══ LISTING
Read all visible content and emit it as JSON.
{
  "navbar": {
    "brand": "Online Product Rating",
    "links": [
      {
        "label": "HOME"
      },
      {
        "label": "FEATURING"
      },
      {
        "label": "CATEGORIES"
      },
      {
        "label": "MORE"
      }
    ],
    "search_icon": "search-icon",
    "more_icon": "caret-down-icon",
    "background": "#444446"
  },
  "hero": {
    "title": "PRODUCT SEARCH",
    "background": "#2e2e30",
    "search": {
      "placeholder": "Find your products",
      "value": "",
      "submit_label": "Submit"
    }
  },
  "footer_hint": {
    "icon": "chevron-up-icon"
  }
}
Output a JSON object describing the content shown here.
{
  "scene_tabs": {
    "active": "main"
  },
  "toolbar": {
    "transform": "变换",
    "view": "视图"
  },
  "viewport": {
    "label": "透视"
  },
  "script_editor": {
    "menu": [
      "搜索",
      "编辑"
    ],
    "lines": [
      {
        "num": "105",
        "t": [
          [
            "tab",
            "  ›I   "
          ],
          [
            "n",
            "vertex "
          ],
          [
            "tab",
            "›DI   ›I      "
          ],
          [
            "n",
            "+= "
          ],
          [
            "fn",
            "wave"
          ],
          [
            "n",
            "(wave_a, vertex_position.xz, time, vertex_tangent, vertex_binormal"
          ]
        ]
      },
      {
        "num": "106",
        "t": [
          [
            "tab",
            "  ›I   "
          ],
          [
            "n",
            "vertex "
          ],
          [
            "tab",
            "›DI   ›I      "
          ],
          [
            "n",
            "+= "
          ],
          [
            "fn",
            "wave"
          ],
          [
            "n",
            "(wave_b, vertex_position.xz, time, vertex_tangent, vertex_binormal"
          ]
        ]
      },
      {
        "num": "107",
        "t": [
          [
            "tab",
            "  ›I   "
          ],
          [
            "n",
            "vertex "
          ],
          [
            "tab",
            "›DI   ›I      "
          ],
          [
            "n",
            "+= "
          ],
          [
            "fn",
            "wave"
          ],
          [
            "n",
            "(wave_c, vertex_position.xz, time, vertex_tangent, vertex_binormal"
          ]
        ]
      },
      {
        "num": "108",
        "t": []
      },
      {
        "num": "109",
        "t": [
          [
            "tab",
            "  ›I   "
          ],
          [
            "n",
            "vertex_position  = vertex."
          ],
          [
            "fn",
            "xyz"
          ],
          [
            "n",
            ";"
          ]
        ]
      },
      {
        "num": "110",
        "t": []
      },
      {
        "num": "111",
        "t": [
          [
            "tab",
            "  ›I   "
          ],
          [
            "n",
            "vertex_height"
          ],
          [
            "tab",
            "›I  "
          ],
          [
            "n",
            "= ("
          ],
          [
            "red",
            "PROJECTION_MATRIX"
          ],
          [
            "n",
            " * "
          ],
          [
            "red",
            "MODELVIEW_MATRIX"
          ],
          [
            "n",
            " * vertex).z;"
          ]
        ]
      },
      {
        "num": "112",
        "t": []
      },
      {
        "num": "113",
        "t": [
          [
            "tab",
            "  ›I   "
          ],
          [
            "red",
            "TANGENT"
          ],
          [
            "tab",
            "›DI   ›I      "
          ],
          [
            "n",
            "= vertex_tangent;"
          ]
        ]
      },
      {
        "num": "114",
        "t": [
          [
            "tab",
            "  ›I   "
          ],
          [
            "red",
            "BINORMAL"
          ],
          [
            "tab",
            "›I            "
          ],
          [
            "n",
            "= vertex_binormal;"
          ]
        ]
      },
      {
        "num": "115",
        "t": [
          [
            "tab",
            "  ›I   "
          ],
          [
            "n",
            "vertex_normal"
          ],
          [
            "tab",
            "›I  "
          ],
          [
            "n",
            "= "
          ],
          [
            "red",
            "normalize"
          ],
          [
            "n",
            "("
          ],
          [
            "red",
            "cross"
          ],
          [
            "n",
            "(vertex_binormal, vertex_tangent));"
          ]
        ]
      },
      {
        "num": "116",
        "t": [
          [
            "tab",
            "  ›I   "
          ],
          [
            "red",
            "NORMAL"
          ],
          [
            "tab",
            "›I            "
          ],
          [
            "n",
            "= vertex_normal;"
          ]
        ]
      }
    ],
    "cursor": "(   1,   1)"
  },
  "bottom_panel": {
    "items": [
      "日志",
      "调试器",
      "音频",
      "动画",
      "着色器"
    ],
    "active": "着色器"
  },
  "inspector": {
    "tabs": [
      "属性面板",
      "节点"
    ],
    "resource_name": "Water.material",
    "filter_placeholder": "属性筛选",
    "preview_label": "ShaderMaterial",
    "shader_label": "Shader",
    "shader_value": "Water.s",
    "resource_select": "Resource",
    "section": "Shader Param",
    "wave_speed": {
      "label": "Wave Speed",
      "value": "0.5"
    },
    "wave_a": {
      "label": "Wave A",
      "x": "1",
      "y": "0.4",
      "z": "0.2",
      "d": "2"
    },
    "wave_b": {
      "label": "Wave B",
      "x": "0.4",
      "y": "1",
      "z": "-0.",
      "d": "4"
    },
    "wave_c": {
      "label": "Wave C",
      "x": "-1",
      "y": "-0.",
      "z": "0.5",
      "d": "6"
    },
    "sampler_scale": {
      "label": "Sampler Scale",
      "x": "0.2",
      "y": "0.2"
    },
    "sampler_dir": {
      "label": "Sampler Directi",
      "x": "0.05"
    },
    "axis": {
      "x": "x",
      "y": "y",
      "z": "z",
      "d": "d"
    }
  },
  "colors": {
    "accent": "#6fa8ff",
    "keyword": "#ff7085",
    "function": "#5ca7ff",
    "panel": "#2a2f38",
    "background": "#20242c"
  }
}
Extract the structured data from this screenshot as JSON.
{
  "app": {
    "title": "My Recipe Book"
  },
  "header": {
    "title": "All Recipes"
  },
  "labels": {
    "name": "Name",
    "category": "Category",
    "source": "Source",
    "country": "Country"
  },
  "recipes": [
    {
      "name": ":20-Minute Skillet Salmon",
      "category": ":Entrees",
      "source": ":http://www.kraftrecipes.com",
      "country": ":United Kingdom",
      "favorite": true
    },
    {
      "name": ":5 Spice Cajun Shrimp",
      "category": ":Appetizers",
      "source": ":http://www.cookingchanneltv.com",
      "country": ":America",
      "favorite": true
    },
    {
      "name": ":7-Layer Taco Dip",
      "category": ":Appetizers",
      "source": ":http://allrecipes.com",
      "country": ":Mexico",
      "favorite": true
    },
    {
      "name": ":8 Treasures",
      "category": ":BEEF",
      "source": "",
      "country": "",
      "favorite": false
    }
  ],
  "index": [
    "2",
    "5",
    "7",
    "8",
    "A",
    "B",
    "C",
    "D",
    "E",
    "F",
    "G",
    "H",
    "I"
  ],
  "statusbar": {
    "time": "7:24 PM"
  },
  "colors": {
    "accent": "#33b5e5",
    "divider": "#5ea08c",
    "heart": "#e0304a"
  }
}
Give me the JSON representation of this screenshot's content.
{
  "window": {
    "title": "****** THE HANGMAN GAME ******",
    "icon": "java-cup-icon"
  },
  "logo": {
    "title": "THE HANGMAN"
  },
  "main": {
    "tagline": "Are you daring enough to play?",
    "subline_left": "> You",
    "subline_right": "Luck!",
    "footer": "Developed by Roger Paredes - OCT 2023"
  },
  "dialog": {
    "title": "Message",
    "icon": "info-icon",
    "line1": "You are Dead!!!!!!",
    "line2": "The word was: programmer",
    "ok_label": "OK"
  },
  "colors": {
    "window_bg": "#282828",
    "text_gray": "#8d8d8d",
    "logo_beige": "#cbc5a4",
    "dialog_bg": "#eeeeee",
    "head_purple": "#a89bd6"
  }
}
════
PROBLEM: Look through the entries above and list every line containing "country".

COMPLETE ANSWER:
    "country": "Country"
      "country": ":United Kingdom",
      "country": ":America",
      "country": ":Mexico",
      "country": "",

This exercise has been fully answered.